• Stated goal: Reproduce each line from the records that holds "screenshot".

• Information given:
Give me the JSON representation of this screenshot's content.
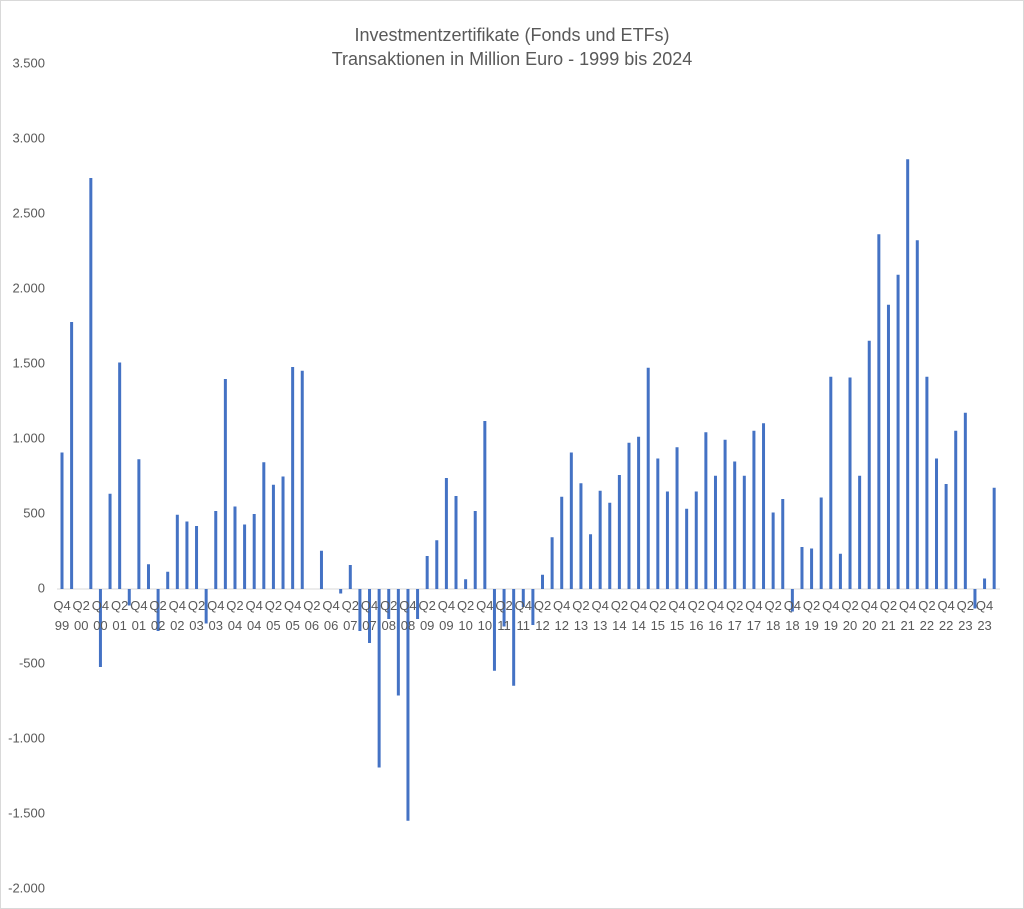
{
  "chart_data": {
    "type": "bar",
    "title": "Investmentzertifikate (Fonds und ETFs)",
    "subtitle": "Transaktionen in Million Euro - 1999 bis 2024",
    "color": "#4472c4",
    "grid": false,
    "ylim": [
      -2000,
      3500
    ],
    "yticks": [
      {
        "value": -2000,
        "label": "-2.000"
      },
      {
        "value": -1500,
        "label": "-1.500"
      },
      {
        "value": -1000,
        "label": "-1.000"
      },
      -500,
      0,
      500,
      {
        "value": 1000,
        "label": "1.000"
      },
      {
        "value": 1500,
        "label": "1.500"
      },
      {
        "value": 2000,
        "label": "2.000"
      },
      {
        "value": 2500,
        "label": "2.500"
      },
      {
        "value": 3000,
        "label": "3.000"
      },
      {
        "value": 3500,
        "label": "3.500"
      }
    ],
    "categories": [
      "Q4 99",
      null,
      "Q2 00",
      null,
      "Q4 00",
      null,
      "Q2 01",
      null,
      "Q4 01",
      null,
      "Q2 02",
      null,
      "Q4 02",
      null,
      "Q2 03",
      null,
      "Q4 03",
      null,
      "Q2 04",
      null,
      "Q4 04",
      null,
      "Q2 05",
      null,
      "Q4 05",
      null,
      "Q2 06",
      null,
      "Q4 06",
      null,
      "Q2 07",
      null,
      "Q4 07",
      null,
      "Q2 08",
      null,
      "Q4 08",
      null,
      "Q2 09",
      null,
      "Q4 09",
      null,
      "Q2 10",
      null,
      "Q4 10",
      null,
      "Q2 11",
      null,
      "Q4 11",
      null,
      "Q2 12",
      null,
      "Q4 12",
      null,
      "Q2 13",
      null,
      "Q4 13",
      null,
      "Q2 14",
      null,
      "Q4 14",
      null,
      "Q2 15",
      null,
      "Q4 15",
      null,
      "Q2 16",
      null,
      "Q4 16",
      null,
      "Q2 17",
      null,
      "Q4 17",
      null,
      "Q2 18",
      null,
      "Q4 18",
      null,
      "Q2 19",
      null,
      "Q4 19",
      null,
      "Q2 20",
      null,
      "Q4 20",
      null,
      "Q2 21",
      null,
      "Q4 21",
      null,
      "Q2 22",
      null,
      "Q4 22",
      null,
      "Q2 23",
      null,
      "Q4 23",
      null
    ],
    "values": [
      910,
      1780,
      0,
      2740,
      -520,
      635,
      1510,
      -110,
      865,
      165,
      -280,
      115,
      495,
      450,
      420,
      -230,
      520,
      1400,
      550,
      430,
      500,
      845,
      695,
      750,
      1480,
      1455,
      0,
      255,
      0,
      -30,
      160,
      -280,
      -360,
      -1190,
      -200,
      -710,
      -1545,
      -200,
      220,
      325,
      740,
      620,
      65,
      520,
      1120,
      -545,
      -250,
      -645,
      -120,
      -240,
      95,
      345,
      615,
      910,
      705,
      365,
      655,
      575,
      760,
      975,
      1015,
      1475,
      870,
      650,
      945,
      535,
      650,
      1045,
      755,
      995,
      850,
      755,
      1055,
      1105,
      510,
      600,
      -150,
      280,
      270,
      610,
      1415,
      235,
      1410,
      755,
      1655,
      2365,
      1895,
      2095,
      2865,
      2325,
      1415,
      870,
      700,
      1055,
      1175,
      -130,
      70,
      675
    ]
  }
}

--

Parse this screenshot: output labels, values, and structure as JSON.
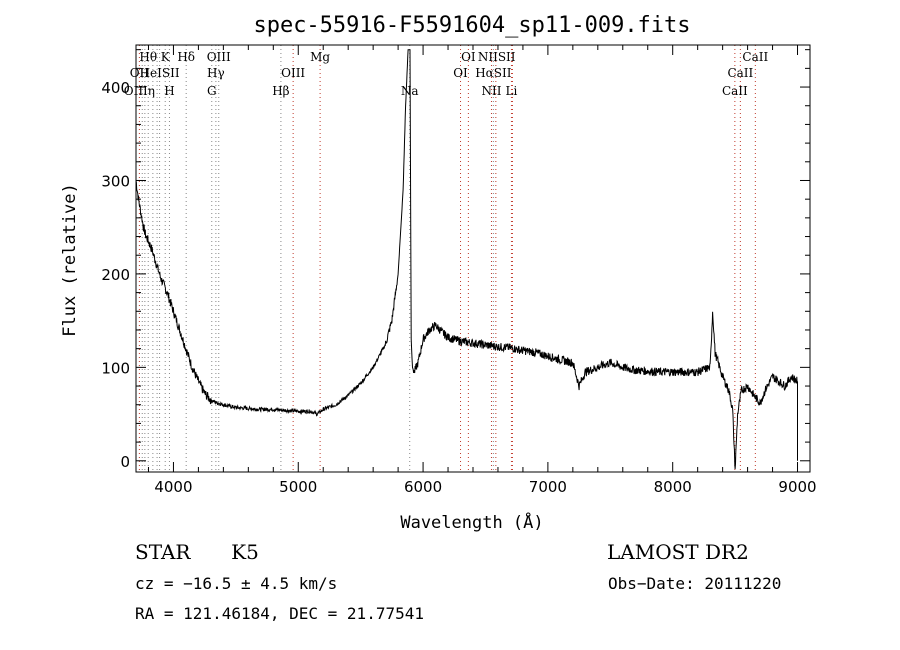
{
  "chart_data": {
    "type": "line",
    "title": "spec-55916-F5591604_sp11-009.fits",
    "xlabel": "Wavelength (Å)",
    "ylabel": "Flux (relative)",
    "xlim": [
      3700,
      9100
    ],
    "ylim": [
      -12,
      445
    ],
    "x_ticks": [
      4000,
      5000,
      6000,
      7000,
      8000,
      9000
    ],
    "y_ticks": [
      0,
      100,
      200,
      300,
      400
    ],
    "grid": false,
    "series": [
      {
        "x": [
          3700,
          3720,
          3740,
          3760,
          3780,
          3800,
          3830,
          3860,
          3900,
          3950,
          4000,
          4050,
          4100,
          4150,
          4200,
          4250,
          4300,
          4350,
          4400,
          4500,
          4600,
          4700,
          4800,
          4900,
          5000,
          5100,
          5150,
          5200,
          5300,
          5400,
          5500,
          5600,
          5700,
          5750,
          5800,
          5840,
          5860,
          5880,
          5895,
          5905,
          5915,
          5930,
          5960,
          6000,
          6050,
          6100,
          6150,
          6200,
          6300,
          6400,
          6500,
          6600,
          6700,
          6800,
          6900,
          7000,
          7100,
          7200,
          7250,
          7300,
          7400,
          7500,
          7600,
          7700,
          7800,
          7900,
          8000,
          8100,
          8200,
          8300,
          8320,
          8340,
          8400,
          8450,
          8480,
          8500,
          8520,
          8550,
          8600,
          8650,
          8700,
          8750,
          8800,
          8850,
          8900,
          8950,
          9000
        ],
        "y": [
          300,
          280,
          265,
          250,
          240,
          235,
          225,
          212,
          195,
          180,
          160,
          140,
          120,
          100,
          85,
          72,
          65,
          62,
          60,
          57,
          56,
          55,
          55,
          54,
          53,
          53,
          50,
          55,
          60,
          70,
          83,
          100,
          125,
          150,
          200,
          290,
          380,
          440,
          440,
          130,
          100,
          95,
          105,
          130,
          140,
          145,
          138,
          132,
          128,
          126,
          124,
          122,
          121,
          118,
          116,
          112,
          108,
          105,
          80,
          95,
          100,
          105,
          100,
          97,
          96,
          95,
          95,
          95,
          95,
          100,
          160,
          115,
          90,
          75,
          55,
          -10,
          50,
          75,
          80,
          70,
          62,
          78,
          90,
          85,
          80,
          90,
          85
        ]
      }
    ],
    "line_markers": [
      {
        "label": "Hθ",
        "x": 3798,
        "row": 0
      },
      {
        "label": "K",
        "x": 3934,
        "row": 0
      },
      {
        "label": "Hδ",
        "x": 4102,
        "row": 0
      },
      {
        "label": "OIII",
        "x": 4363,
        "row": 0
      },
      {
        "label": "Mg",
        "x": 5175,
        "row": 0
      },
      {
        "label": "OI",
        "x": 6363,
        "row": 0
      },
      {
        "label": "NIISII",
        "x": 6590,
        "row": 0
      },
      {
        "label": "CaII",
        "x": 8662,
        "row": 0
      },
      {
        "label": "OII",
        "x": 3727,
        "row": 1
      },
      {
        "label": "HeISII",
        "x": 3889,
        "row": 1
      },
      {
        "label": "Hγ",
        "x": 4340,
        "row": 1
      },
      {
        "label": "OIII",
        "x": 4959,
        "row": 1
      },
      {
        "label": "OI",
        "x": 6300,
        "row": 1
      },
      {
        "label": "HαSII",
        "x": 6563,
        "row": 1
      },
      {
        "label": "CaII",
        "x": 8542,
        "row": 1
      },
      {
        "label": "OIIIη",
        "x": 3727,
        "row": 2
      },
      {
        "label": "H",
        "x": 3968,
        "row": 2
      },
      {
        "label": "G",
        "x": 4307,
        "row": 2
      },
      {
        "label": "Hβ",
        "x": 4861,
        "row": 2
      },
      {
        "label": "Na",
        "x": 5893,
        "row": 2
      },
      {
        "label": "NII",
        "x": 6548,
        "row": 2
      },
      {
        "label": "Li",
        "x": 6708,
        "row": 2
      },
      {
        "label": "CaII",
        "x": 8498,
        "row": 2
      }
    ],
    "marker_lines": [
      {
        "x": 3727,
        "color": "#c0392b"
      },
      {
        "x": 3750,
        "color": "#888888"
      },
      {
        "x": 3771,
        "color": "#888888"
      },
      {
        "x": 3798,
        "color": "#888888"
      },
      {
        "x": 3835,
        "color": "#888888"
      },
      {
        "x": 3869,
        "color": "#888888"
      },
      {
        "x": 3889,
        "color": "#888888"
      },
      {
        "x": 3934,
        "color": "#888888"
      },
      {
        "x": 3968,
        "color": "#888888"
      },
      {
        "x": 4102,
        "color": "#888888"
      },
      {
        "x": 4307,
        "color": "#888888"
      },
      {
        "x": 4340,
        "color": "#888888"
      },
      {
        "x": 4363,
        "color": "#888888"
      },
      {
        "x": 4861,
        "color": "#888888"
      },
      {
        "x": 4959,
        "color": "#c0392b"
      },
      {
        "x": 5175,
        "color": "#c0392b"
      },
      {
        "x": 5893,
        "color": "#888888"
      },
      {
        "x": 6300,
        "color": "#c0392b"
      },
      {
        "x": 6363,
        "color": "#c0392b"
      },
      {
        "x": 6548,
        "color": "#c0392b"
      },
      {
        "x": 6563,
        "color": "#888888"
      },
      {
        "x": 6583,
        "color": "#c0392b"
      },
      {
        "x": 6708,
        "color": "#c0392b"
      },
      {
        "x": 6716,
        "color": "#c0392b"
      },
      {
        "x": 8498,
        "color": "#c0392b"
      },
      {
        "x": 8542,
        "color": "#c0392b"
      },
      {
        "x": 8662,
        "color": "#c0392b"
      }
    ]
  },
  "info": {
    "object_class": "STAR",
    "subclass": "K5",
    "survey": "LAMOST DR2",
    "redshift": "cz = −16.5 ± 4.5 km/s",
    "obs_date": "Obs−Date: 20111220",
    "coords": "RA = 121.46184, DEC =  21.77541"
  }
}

• Answer below:
Give me the JSON representation of this screenshot's content.
Parse this screenshot: output labels, values, and structure as JSON.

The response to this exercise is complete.